» OBJECTIVE
Do any lines in the data below contain "this"? If so, copy every one of them.

» TASK INPUT
======
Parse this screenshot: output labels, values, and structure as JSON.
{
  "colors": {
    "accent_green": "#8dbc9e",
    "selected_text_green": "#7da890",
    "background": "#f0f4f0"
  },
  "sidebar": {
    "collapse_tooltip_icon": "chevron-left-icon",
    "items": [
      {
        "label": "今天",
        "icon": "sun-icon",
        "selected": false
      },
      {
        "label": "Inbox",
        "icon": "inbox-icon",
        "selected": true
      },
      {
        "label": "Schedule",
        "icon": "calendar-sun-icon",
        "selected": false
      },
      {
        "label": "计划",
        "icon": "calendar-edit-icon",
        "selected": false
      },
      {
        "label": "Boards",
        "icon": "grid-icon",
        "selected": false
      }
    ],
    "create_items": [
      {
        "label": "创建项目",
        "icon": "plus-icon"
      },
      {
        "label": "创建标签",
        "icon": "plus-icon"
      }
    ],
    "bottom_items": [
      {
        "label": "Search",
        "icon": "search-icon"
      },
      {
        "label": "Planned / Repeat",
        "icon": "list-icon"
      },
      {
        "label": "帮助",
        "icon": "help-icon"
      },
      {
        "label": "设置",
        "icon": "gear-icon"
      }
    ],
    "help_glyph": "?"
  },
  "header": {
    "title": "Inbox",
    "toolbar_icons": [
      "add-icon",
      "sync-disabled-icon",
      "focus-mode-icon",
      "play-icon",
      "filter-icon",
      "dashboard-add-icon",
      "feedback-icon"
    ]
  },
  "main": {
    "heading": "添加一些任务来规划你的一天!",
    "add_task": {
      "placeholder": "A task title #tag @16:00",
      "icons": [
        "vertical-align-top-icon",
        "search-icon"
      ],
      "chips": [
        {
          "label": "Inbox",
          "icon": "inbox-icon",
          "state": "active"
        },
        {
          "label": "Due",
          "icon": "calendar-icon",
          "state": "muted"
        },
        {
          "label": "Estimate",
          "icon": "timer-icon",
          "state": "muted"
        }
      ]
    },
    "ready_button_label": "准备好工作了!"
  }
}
======
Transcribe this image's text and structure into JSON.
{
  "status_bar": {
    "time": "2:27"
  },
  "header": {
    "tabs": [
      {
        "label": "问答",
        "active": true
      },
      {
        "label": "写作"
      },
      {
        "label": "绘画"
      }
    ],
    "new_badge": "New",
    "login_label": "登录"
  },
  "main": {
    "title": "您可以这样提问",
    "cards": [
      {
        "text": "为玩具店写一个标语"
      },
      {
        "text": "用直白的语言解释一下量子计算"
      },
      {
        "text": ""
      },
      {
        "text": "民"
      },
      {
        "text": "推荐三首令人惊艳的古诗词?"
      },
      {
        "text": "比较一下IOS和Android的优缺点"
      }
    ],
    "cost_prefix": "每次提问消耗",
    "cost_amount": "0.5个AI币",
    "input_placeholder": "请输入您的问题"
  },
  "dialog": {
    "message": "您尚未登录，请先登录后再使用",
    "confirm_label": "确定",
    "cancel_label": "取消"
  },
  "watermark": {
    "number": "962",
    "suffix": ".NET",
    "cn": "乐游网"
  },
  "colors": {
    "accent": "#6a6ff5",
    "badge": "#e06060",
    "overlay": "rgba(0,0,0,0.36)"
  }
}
======
» TASK ANSWER
Parse this screenshot: output labels, values, and structure as JSON.
Transcribe this image's text and structure into JSON.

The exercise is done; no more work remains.